**PROBLEM:** In the listing below, locate the lines bearing the word "subtitle". Copy every one of them.

**DATA EXCERPTS:**
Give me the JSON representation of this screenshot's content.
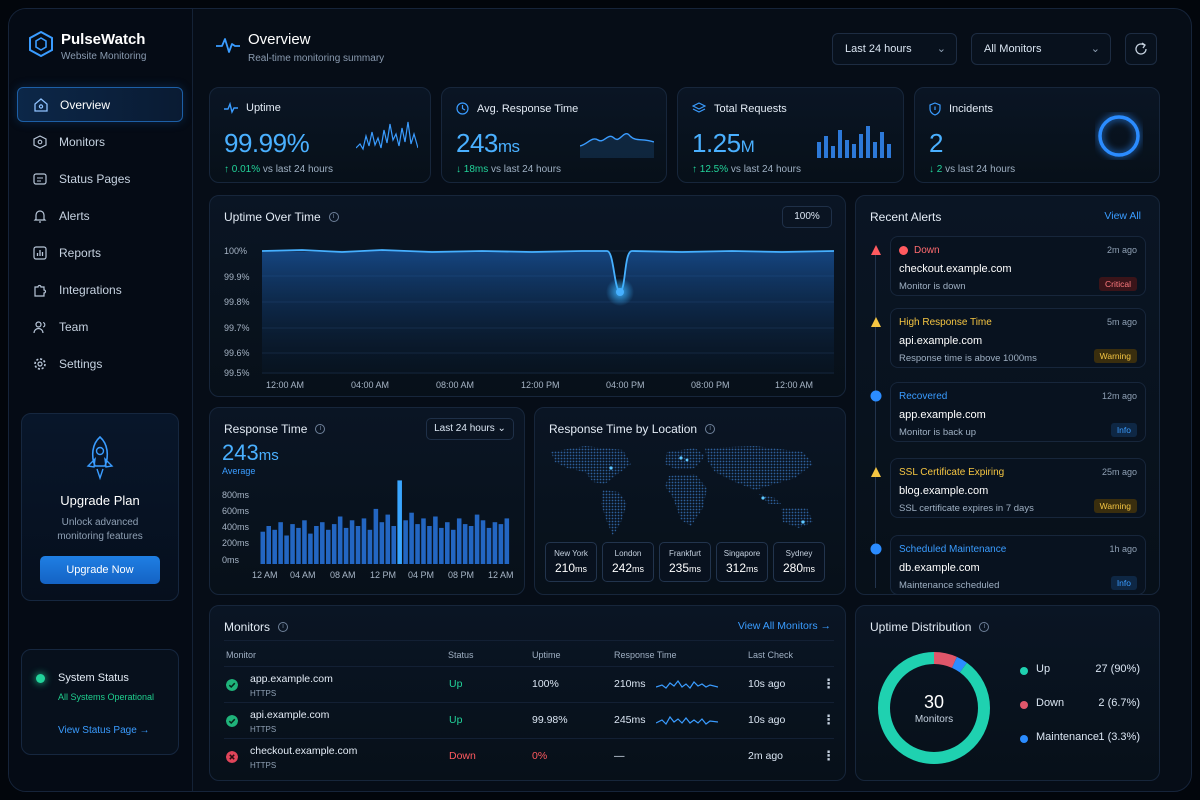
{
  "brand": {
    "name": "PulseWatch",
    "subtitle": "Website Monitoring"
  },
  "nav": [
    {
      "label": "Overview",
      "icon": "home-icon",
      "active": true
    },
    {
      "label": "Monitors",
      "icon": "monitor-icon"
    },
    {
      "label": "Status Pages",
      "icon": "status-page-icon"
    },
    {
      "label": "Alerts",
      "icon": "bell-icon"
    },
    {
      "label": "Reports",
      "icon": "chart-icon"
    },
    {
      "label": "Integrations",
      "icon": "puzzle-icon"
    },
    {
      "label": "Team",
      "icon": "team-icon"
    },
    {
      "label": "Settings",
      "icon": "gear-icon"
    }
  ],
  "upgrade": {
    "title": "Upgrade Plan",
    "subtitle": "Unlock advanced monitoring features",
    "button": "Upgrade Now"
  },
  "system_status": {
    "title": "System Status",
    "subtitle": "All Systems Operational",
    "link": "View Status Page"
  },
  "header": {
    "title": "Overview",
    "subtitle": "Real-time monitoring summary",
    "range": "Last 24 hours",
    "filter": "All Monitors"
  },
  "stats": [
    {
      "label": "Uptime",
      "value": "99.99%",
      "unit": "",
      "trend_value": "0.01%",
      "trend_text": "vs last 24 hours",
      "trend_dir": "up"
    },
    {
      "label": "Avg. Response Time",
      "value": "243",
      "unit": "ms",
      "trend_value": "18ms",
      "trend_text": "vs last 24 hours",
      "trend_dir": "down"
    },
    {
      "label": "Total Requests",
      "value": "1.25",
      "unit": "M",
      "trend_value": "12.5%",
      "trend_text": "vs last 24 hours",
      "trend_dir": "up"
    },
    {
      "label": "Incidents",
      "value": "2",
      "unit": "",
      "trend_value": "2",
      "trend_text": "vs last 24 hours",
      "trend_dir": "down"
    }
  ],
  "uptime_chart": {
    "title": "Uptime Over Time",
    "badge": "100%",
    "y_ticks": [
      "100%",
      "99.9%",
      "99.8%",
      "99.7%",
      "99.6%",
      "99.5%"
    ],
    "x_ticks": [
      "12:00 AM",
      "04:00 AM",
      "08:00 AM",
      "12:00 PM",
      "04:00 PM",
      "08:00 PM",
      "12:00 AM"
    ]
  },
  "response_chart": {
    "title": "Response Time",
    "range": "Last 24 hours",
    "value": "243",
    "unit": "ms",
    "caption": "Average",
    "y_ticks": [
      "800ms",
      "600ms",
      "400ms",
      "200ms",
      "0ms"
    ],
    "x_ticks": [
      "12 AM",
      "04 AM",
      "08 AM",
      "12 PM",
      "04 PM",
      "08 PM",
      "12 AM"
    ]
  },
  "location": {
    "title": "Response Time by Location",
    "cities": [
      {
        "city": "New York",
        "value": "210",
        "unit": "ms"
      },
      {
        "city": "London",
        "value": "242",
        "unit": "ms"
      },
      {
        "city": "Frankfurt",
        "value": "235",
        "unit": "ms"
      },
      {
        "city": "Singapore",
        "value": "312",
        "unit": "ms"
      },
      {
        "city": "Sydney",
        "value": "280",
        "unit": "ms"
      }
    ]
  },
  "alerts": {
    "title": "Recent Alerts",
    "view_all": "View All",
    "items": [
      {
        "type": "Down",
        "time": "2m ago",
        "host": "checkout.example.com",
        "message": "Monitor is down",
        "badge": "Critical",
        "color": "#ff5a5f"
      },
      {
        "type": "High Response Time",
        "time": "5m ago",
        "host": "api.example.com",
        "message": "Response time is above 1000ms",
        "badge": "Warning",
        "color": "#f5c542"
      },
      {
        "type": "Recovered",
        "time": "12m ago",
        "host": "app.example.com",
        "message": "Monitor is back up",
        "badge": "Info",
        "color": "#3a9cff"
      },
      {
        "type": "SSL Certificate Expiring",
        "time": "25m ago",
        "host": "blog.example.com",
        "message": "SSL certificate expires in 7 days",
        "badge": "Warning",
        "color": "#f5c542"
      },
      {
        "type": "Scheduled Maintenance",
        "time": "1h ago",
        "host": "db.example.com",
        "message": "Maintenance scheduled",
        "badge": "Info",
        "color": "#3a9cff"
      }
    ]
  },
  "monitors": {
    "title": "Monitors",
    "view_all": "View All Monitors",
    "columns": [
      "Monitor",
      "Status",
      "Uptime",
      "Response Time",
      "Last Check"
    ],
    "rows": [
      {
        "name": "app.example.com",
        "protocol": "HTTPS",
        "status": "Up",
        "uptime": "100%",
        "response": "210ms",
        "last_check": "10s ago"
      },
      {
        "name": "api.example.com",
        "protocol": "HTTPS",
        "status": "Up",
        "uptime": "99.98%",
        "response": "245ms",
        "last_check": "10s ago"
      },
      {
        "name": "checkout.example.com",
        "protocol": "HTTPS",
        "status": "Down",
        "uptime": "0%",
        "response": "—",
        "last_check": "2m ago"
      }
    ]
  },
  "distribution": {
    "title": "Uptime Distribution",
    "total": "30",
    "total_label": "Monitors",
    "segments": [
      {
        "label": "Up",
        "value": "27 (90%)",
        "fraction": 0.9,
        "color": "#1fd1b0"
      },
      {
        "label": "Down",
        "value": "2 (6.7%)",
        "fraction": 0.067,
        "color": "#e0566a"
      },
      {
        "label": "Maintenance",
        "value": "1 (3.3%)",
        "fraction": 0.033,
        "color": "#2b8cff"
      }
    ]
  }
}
* * *
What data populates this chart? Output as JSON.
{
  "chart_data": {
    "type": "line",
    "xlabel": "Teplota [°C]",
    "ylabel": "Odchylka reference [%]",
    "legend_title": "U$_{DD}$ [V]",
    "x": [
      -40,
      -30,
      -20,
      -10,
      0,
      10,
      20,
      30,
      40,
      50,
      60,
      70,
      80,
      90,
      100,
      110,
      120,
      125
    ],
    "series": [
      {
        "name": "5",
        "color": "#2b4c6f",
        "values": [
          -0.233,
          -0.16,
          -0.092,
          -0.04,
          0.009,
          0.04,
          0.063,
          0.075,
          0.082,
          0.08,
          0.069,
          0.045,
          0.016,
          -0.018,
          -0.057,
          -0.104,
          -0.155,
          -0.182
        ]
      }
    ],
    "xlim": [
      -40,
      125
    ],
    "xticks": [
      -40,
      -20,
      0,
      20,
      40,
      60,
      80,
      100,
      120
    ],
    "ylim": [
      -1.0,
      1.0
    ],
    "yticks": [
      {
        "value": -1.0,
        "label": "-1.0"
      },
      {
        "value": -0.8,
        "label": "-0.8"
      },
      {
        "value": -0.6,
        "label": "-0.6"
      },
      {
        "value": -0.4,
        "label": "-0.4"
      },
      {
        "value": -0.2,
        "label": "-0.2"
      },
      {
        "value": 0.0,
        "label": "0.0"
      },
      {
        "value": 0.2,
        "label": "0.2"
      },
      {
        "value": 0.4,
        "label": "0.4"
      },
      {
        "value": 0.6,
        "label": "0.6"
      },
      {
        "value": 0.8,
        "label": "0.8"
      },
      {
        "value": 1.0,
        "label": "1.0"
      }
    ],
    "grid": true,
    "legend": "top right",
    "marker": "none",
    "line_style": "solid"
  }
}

**SOLUTION FOR THIS EXERCISE:**
    "subtitle": "Website Monitoring"
    "subtitle": "Unlock advanced monitoring features",
    "subtitle": "All Systems Operational",
    "subtitle": "Real-time monitoring summary",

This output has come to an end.